▶ [Problem to solve]: Check each line of the records below and collect those that include the word "point".

▼

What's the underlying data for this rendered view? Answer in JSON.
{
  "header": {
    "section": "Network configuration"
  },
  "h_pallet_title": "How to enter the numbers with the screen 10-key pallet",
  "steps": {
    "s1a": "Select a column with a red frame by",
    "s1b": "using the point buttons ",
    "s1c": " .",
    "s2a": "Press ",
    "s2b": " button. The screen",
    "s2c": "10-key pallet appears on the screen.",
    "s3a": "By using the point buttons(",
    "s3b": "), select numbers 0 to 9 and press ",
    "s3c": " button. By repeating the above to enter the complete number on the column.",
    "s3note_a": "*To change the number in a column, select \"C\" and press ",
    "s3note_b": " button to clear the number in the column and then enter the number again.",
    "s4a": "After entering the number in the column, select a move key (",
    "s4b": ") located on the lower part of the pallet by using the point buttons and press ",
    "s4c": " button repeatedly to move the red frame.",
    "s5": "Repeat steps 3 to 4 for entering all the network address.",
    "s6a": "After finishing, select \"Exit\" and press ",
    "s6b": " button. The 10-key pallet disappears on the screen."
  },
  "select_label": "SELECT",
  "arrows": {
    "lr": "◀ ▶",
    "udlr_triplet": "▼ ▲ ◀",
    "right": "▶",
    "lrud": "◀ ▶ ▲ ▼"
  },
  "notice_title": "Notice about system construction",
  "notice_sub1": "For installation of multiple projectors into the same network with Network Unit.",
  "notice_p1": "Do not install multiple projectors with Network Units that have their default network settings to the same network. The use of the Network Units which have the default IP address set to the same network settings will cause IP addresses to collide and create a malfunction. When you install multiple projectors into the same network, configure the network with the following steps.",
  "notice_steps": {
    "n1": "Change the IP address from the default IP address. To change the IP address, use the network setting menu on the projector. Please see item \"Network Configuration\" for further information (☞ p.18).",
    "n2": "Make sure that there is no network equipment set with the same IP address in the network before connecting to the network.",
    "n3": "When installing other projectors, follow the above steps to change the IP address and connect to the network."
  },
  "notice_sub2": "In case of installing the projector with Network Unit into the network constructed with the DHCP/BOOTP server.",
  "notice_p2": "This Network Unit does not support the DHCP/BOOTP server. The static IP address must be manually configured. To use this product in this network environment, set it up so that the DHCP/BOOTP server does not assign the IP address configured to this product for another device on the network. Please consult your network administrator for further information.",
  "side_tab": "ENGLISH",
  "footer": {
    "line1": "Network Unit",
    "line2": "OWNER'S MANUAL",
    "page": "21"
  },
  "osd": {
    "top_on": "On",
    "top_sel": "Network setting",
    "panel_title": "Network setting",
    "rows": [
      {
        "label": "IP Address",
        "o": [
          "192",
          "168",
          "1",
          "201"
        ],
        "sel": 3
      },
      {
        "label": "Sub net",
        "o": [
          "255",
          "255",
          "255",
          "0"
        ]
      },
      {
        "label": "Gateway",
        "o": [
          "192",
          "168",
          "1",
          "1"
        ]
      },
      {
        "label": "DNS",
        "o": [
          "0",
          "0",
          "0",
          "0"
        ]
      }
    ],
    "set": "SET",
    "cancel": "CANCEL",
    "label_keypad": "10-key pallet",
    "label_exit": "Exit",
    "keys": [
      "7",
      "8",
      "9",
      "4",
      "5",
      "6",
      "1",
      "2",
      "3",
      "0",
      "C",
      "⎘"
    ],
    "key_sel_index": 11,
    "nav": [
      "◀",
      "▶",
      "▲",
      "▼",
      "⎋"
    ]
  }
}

▲

▶ [Expected answer]:
    "s1b": "using the point buttons ",
    "s3a": "By using the point buttons(",
    "s4b": ") located on the lower part of the pallet by using the point buttons and press ",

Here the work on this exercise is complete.